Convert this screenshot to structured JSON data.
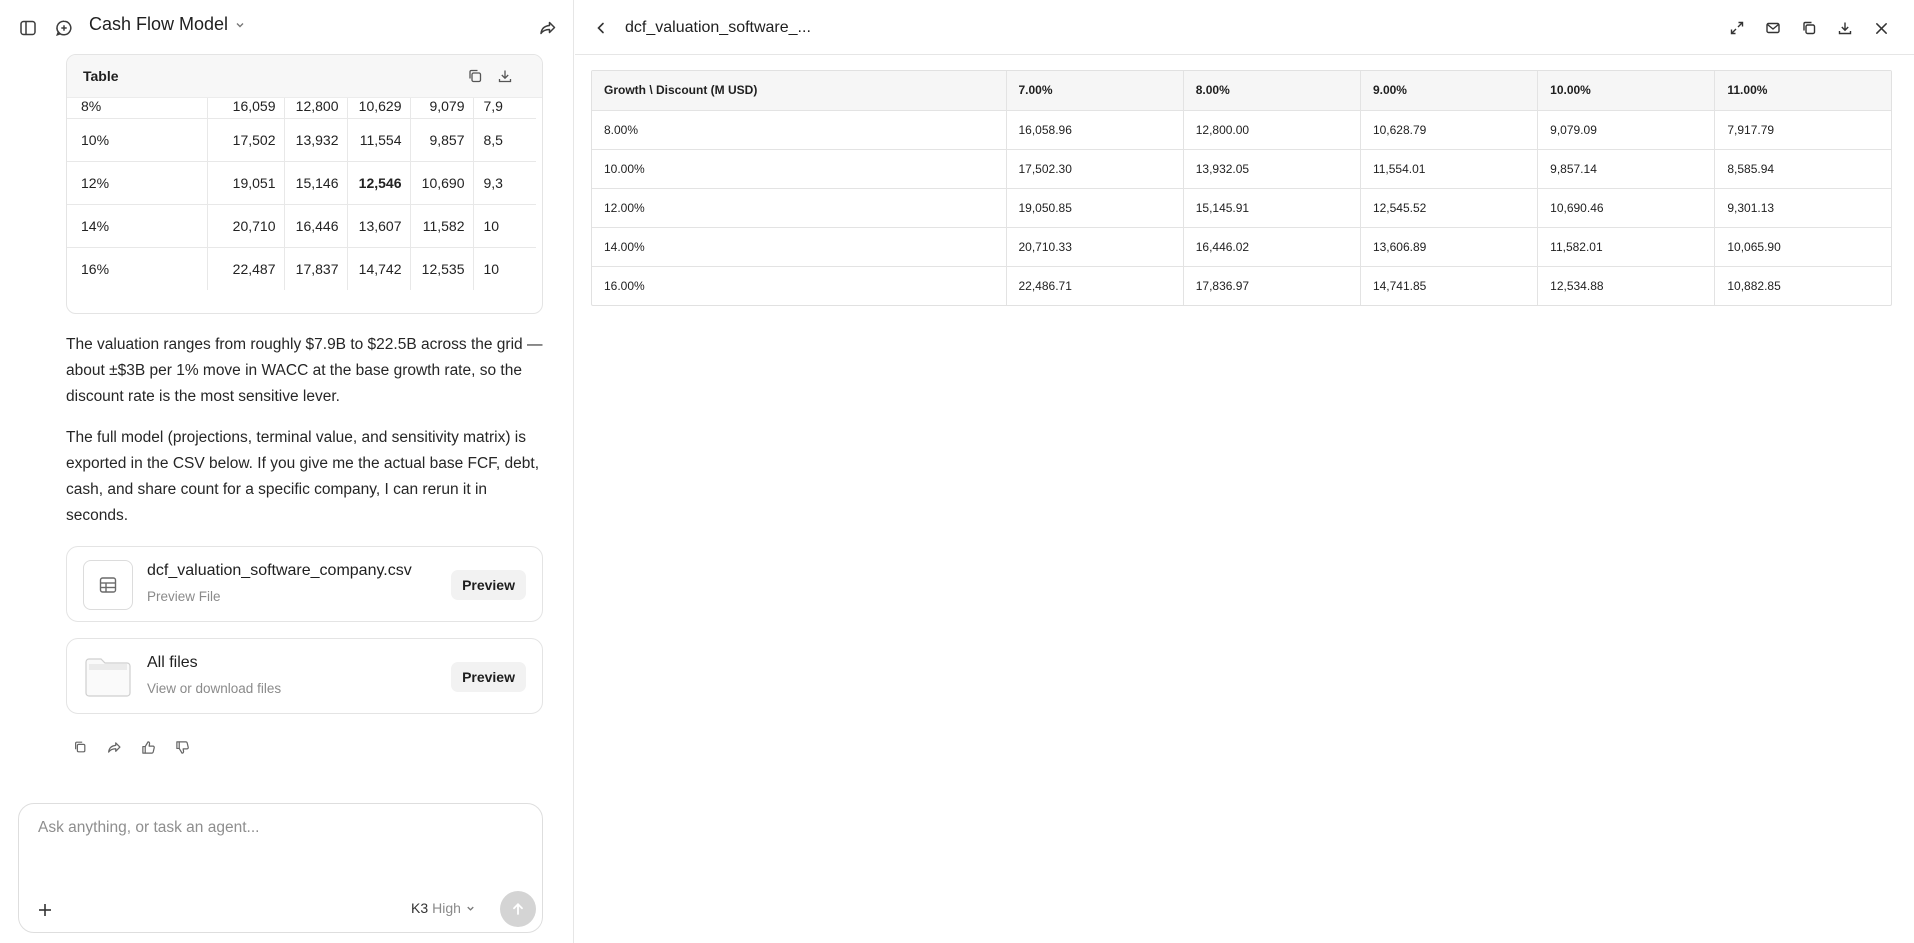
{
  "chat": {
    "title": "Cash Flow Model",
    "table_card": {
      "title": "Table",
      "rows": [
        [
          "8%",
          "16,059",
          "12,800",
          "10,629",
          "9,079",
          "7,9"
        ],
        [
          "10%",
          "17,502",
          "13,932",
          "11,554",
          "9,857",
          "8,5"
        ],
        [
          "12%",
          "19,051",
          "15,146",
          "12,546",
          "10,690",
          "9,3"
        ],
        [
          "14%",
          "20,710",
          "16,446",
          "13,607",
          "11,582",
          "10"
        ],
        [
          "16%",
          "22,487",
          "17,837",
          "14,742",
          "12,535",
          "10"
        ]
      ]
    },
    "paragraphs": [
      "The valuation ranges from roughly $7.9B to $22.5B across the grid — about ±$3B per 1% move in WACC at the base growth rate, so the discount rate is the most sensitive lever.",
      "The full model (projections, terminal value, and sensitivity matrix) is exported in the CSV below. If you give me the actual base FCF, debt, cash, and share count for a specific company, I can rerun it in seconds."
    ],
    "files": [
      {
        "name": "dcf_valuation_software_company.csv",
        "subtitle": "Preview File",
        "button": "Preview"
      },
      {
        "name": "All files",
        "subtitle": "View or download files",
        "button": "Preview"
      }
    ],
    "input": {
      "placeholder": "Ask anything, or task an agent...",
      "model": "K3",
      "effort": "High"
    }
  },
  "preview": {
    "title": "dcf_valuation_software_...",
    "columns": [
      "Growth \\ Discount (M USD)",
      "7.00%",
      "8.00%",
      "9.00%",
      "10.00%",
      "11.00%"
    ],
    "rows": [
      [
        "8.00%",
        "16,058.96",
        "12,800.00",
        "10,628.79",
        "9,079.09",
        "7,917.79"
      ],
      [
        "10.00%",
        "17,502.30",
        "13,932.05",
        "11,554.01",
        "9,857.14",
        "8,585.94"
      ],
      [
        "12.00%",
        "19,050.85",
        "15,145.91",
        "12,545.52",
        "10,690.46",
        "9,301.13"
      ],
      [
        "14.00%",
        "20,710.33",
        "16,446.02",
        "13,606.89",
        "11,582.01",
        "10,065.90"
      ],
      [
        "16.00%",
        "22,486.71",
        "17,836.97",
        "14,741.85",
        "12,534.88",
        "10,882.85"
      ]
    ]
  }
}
#####
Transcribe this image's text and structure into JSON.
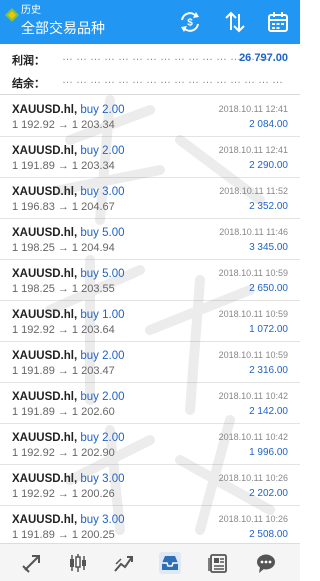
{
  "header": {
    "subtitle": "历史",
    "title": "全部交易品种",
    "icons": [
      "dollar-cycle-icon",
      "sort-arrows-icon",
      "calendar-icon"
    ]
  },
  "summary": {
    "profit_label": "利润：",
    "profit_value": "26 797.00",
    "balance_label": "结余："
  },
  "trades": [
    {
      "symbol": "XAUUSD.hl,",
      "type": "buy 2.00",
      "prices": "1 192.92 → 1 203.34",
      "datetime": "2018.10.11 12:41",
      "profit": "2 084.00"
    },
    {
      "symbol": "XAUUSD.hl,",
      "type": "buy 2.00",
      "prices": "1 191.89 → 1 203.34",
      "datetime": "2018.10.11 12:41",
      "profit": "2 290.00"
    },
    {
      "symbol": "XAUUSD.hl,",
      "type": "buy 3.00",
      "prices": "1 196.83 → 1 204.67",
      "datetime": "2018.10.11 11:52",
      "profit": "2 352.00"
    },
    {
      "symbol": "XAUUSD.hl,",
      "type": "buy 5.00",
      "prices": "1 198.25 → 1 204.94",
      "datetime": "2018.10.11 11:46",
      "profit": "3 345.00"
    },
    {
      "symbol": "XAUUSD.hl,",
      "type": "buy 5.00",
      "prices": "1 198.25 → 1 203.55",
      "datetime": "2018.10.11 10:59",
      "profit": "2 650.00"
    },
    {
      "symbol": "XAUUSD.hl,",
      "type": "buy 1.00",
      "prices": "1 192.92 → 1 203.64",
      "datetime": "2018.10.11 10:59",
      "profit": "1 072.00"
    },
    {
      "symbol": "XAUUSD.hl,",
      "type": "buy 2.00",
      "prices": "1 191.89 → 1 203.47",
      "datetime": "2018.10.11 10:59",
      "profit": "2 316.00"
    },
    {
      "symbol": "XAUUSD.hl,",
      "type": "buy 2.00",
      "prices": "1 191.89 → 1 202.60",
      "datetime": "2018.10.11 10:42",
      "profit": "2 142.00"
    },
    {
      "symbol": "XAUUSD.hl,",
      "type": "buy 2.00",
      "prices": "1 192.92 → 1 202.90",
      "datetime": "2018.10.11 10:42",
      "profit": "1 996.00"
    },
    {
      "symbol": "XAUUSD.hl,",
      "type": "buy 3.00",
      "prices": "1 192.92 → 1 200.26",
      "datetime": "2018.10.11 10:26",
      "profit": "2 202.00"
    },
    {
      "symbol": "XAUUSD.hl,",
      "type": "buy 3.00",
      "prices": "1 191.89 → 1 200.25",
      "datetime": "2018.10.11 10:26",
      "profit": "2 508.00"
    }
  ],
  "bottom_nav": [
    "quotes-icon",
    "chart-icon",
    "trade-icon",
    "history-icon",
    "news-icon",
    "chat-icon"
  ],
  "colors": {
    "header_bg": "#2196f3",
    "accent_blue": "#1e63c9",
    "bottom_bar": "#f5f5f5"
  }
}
#####
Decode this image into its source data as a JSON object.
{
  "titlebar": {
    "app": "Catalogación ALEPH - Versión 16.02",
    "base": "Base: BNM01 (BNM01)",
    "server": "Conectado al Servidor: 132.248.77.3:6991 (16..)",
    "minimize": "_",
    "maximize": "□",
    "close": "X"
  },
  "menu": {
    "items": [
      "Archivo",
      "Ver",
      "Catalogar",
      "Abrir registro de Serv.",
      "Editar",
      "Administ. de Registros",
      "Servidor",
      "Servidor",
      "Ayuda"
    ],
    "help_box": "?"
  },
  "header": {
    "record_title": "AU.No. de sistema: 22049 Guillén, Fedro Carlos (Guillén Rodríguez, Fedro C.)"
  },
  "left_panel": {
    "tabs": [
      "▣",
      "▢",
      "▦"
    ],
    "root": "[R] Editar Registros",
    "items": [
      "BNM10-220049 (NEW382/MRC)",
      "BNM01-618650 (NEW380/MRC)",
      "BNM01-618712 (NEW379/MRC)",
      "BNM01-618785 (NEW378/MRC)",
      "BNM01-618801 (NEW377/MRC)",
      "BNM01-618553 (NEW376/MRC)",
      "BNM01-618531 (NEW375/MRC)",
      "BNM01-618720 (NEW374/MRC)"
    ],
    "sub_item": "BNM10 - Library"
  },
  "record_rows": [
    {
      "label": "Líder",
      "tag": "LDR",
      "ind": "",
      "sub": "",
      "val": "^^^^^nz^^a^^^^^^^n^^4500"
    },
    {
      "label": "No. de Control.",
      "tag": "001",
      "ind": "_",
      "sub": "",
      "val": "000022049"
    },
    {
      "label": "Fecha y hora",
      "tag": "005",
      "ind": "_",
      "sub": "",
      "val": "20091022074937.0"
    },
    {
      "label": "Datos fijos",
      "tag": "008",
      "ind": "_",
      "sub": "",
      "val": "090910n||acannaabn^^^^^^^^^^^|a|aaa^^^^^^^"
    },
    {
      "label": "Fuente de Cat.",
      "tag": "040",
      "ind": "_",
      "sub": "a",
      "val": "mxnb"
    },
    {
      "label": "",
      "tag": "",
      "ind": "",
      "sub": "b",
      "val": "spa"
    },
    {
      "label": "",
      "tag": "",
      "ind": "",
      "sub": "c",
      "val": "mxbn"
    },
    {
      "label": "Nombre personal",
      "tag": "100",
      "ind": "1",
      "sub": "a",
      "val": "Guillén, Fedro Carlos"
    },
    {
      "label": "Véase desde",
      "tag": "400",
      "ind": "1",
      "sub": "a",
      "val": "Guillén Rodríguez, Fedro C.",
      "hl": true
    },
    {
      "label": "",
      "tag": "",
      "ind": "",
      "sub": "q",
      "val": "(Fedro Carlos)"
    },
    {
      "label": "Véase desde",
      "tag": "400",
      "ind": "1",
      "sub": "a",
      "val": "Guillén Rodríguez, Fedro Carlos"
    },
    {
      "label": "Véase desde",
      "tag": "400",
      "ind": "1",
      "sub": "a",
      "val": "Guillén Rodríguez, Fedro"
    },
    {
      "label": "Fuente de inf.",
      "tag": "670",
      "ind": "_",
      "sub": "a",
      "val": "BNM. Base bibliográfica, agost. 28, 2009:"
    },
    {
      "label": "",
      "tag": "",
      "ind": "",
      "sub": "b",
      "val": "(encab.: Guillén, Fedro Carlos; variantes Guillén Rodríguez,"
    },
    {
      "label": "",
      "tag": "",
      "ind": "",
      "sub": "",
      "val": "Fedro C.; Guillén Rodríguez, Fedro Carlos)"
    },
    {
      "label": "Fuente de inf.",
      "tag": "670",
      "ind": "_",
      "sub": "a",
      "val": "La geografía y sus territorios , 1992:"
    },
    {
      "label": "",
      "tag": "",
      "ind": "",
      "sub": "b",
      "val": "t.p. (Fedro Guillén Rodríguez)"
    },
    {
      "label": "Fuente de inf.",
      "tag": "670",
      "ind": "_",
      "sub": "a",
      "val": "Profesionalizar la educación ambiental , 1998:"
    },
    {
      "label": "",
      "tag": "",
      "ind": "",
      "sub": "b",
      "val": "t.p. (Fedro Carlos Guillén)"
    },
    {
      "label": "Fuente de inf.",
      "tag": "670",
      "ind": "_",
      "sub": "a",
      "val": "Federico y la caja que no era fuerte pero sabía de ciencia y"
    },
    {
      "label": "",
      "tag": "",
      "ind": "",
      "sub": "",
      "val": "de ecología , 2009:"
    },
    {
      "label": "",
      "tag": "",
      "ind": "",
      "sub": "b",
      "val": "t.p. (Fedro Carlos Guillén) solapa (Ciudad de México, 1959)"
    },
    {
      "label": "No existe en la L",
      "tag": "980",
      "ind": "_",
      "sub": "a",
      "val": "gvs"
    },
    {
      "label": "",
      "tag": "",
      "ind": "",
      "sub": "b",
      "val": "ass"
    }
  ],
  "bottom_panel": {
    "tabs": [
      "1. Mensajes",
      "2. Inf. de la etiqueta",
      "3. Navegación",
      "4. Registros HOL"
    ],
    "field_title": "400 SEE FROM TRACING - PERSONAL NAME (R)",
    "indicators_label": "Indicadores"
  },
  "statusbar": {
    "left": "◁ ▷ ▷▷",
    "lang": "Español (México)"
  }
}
#####
Look back over the material above and state how many lines hold the word "JSON". Write the number and nothing else.

• [SOLUTION TO THE PROBLEM] 3